Restate the whole listing exactly.
--------------------
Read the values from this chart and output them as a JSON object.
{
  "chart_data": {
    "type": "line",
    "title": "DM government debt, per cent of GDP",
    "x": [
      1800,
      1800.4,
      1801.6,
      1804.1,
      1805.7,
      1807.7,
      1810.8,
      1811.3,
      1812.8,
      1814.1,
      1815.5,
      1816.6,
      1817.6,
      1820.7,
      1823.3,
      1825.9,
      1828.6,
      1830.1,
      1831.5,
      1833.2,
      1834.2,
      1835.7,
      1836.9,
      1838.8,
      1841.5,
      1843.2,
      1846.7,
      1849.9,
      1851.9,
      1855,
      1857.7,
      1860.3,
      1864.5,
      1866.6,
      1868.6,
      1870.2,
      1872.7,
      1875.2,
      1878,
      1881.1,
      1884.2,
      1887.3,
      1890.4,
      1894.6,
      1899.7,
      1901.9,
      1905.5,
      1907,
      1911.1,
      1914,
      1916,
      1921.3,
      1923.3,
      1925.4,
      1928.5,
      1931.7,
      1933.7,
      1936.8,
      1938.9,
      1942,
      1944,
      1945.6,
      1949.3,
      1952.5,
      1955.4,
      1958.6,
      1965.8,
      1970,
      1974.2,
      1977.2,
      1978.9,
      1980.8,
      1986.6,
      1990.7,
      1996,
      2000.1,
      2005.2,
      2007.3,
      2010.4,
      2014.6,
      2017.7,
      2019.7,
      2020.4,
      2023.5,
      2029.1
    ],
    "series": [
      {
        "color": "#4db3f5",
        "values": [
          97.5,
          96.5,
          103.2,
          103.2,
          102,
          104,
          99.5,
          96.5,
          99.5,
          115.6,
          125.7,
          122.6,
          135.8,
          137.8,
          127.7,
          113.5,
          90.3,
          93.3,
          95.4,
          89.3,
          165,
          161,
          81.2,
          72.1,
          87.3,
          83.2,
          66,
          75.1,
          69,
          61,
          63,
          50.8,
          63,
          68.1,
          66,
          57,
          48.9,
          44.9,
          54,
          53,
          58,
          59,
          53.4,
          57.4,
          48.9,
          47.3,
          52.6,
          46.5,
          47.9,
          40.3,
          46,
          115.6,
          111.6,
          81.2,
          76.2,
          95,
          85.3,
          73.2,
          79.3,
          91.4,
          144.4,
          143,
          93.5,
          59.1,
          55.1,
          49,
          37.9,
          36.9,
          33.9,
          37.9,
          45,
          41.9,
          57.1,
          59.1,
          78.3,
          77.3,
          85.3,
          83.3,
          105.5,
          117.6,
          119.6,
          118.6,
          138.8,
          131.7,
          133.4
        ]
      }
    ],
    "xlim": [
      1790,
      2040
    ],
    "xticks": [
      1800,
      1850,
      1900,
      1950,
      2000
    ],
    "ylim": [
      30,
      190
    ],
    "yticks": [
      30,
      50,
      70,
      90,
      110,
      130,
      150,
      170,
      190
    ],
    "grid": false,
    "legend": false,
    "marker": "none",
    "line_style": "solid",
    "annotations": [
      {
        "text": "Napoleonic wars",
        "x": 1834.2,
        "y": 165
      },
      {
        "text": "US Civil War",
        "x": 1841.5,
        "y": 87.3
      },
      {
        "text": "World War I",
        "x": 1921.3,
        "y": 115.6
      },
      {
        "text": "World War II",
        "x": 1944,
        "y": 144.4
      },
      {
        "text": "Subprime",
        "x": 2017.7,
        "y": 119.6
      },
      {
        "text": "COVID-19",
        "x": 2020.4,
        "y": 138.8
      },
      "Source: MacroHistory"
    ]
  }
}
--------------------
TASK RESPONSE =>
Read the values from this chart and output them as a JSON object.
{
  "chart_data": {
    "type": "line",
    "title": "DM government debt, per cent of GDP",
    "x": [
      1800,
      1800.4,
      1801.6,
      1804.1,
      1805.7,
      1807.7,
      1810.8,
      1811.3,
      1812.8,
      1814.1,
      1815.5,
      1816.6,
      1817.6,
      1820.7,
      1823.3,
      1825.9,
      1828.6,
      1830.1,
      1831.5,
      1833.2,
      1834.2,
      1835.7,
      1836.9,
      1838.8,
      1841.5,
      1843.2,
      1846.7,
      1849.9,
      1851.9,
      1855,
      1857.7,
      1860.3,
      1864.5,
      1866.6,
      1868.6,
      1870.2,
      1872.7,
      1875.2,
      1878,
      1881.1,
      1884.2,
      1887.3,
      1890.4,
      1894.6,
      1899.7,
      1901.9,
      1905.5,
      1907,
      1911.1,
      1914,
      1916,
      1921.3,
      1923.3,
      1925.4,
      1928.5,
      1931.7,
      1933.7,
      1936.8,
      1938.9,
      1942,
      1944,
      1945.6,
      1949.3,
      1952.5,
      1955.4,
      1958.6,
      1965.8,
      1970,
      1974.2,
      1977.2,
      1978.9,
      1980.8,
      1986.6,
      1990.7,
      1996,
      2000.1,
      2005.2,
      2007.3,
      2010.4,
      2014.6,
      2017.7,
      2019.7,
      2020.4,
      2023.5,
      2029.1
    ],
    "series": [
      {
        "color": "#4db3f5",
        "values": [
          97.5,
          96.5,
          103.2,
          103.2,
          102,
          104,
          99.5,
          96.5,
          99.5,
          115.6,
          125.7,
          122.6,
          135.8,
          137.8,
          127.7,
          113.5,
          90.3,
          93.3,
          95.4,
          89.3,
          165,
          161,
          81.2,
          72.1,
          87.3,
          83.2,
          66,
          75.1,
          69,
          61,
          63,
          50.8,
          63,
          68.1,
          66,
          57,
          48.9,
          44.9,
          54,
          53,
          58,
          59,
          53.4,
          57.4,
          48.9,
          47.3,
          52.6,
          46.5,
          47.9,
          40.3,
          46,
          115.6,
          111.6,
          81.2,
          76.2,
          95,
          85.3,
          73.2,
          79.3,
          91.4,
          144.4,
          143,
          93.5,
          59.1,
          55.1,
          49,
          37.9,
          36.9,
          33.9,
          37.9,
          45,
          41.9,
          57.1,
          59.1,
          78.3,
          77.3,
          85.3,
          83.3,
          105.5,
          117.6,
          119.6,
          118.6,
          138.8,
          131.7,
          133.4
        ]
      }
    ],
    "xlim": [
      1790,
      2040
    ],
    "xticks": [
      1800,
      1850,
      1900,
      1950,
      2000
    ],
    "ylim": [
      30,
      190
    ],
    "yticks": [
      30,
      50,
      70,
      90,
      110,
      130,
      150,
      170,
      190
    ],
    "grid": false,
    "legend": false,
    "marker": "none",
    "line_style": "solid",
    "annotations": [
      {
        "text": "Napoleonic wars",
        "x": 1834.2,
        "y": 165
      },
      {
        "text": "US Civil War",
        "x": 1841.5,
        "y": 87.3
      },
      {
        "text": "World War I",
        "x": 1921.3,
        "y": 115.6
      },
      {
        "text": "World War II",
        "x": 1944,
        "y": 144.4
      },
      {
        "text": "Subprime",
        "x": 2017.7,
        "y": 119.6
      },
      {
        "text": "COVID-19",
        "x": 2020.4,
        "y": 138.8
      },
      "Source: MacroHistory"
    ]
  }
}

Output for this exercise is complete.